*DESCRIPTION OF THE TASK*.
Please arrange these records as a Markdown table with the columns Row and Line, numbering each row and leaving out blank lines.

Dataset entries:
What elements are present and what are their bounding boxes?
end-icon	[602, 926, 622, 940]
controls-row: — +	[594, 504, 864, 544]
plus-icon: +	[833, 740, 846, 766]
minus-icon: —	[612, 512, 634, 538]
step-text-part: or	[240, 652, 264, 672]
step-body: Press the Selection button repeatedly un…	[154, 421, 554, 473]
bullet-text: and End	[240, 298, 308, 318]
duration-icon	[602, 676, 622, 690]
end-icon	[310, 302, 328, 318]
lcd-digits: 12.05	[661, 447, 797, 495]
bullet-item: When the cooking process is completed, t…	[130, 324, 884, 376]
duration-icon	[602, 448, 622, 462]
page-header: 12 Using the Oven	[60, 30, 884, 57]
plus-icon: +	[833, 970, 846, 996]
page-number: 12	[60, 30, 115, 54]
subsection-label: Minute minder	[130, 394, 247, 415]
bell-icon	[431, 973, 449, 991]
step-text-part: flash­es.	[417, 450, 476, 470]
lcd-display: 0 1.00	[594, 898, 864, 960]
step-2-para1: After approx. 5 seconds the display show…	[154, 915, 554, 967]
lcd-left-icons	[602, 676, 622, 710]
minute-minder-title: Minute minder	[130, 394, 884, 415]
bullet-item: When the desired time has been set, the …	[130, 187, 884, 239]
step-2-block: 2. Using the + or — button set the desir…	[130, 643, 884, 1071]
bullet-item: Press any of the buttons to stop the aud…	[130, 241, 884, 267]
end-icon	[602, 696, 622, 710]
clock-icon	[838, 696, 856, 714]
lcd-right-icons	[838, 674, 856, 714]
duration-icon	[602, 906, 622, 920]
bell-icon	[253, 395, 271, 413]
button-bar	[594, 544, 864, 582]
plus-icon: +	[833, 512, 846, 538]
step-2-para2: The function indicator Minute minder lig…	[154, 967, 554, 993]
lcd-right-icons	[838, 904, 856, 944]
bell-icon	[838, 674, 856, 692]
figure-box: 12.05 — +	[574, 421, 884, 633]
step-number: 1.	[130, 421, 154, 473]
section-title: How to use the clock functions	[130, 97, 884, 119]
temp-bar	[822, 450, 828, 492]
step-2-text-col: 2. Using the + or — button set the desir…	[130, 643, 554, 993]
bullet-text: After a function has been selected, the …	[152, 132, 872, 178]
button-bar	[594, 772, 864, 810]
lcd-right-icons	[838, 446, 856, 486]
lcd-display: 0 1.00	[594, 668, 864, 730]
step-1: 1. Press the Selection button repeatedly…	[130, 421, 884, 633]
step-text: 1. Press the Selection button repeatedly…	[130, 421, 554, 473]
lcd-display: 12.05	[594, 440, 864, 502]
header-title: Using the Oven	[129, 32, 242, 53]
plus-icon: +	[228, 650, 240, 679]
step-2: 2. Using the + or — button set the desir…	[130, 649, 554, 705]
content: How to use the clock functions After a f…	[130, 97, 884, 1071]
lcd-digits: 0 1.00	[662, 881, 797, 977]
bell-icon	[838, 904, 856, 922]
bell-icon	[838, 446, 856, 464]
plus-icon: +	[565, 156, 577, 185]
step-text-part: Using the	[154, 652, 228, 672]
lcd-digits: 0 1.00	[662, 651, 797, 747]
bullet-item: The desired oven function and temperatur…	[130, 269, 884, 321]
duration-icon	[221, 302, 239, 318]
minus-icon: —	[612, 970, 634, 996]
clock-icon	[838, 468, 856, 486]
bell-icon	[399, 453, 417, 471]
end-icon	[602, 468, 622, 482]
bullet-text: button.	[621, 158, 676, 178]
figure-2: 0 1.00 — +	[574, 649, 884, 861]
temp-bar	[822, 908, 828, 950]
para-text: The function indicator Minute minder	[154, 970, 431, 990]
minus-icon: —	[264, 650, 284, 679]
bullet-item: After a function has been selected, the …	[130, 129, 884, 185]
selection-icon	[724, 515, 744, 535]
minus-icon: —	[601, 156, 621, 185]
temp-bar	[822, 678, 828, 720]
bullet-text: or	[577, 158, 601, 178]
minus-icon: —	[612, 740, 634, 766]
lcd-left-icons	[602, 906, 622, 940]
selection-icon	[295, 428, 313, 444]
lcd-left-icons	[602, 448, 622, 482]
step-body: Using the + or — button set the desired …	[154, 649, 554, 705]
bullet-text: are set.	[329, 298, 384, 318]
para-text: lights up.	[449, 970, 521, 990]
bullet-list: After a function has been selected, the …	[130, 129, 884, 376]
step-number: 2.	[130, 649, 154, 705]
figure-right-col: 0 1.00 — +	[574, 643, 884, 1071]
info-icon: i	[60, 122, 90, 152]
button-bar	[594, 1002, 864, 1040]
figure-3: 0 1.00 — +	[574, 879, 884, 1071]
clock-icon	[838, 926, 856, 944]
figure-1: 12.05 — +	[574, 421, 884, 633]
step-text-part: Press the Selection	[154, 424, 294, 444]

*RESULT OF THE EXERCISE*.
| Row | Line |
|---|---|
| 1 | What elements are present and what are their bounding boxes? |
| 2 | end-icon	[602, 926, 622, 940] |
| 3 | controls-row: — +	[594, 504, 864, 544] |
| 4 | plus-icon: +	[833, 740, 846, 766] |
| 5 | minus-icon: —	[612, 512, 634, 538] |
| 6 | step-text-part: or	[240, 652, 264, 672] |
| 7 | step-body: Press the Selection button repeatedly un…	[154, 421, 554, 473] |
| 8 | bullet-text: and End	[240, 298, 308, 318] |
| 9 | duration-icon	[602, 676, 622, 690] |
| 10 | end-icon	[310, 302, 328, 318] |
| 11 | lcd-digits: 12.05	[661, 447, 797, 495] |
| 12 | bullet-item: When the cooking process is completed, t…	[130, 324, 884, 376] |
| 13 | duration-icon	[602, 448, 622, 462] |
| 14 | page-header: 12 Using the Oven	[60, 30, 884, 57] |
| 15 | plus-icon: +	[833, 970, 846, 996] |
| 16 | page-number: 12	[60, 30, 115, 54] |
| 17 | subsection-label: Minute minder	[130, 394, 247, 415] |
| 18 | bell-icon	[431, 973, 449, 991] |
| 19 | step-text-part: flash­es.	[417, 450, 476, 470] |
| 20 | lcd-display: 0 1.00	[594, 898, 864, 960] |
| 21 | step-2-para1: After approx. 5 seconds the display show…	[154, 915, 554, 967] |
| 22 | lcd-left-icons	[602, 676, 622, 710] |
| 23 | minute-minder-title: Minute minder	[130, 394, 884, 415] |
| 24 | bullet-item: When the desired time has been set, the …	[130, 187, 884, 239] |
| 25 | step-2-block: 2. Using the + or — button set the desir…	[130, 643, 884, 1071] |
| 26 | bullet-item: Press any of the buttons to stop the aud…	[130, 241, 884, 267] |
| 27 | end-icon	[602, 696, 622, 710] |
| 28 | clock-icon	[838, 696, 856, 714] |
| 29 | lcd-right-icons	[838, 674, 856, 714] |
| 30 | duration-icon	[602, 906, 622, 920] |
| 31 | bell-icon	[253, 395, 271, 413] |
| 32 | button-bar	[594, 544, 864, 582] |
| 33 | plus-icon: +	[833, 512, 846, 538] |
| 34 | step-2-para2: The function indicator Minute minder lig…	[154, 967, 554, 993] |
| 35 | lcd-right-icons	[838, 904, 856, 944] |
| 36 | bell-icon	[838, 674, 856, 692] |
| 37 | figure-box: 12.05 — +	[574, 421, 884, 633] |
| 38 | step-number: 1.	[130, 421, 154, 473] |
| 39 | section-title: How to use the clock functions	[130, 97, 884, 119] |
| 40 | temp-bar	[822, 450, 828, 492] |
| 41 | step-2-text-col: 2. Using the + or — button set the desir…	[130, 643, 554, 993] |
| 42 | bullet-text: After a function has been selected, the …	[152, 132, 872, 178] |
| 43 | button-bar	[594, 772, 864, 810] |
| 44 | lcd-right-icons	[838, 446, 856, 486] |
| 45 | lcd-display: 0 1.00	[594, 668, 864, 730] |
| 46 | step-1: 1. Press the Selection button repeatedly…	[130, 421, 884, 633] |
| 47 | step-text: 1. Press the Selection button repeatedly…	[130, 421, 554, 473] |
| 48 | lcd-display: 12.05	[594, 440, 864, 502] |
| 49 | header-title: Using the Oven	[129, 32, 242, 53] |
| 50 | plus-icon: +	[228, 650, 240, 679] |
| 51 | step-2: 2. Using the + or — button set the desir…	[130, 649, 554, 705] |
| 52 | content: How to use the clock functions After a f…	[130, 97, 884, 1071] |
| 53 | lcd-digits: 0 1.00	[662, 881, 797, 977] |
| 54 | bell-icon	[838, 904, 856, 922] |
| 55 | bell-icon	[838, 446, 856, 464] |
| 56 | plus-icon: +	[565, 156, 577, 185] |
| 57 | step-text-part: Using the	[154, 652, 228, 672] |
| 58 | lcd-digits: 0 1.00	[662, 651, 797, 747] |
| 59 | bullet-item: The desired oven function and temperatur…	[130, 269, 884, 321] |
| 60 | duration-icon	[221, 302, 239, 318] |
| 61 | minus-icon: —	[612, 970, 634, 996] |
| 62 | clock-icon	[838, 468, 856, 486] |
| 63 | bell-icon	[399, 453, 417, 471] |
| 64 | end-icon	[602, 468, 622, 482] |
| 65 | bullet-text: button.	[621, 158, 676, 178] |
| 66 | figure-2: 0 1.00 — +	[574, 649, 884, 861] |
| 67 | temp-bar	[822, 908, 828, 950] |
| 68 | para-text: The function indicator Minute minder	[154, 970, 431, 990] |
| 69 | minus-icon: —	[264, 650, 284, 679] |
| 70 | bullet-item: After a function has been selected, the …	[130, 129, 884, 185] |
| 71 | selection-icon	[724, 515, 744, 535] |
| 72 | minus-icon: —	[601, 156, 621, 185] |
| 73 | temp-bar	[822, 678, 828, 720] |
| 74 | bullet-text: or	[577, 158, 601, 178] |
| 75 | minus-icon: —	[612, 740, 634, 766] |
| 76 | lcd-left-icons	[602, 906, 622, 940] |
| 77 | selection-icon	[295, 428, 313, 444] |
| 78 | lcd-left-icons	[602, 448, 622, 482] |
| 79 | step-body: Using the + or — button set the desired …	[154, 649, 554, 705] |
| 80 | bullet-text: are set.	[329, 298, 384, 318] |
| 81 | para-text: lights up.	[449, 970, 521, 990] |
| 82 | bullet-list: After a function has been selected, the …	[130, 129, 884, 376] |
| 83 | step-number: 2.	[130, 649, 154, 705] |
| 84 | figure-right-col: 0 1.00 — +	[574, 643, 884, 1071] |
| 85 | info-icon: i	[60, 122, 90, 152] |
| 86 | button-bar	[594, 1002, 864, 1040] |
| 87 | figure-3: 0 1.00 — +	[574, 879, 884, 1071] |
| 88 | clock-icon	[838, 926, 856, 944] |
| 89 | figure-1: 12.05 — +	[574, 421, 884, 633] |
| 90 | step-text-part: Press the Selection	[154, 424, 294, 444] |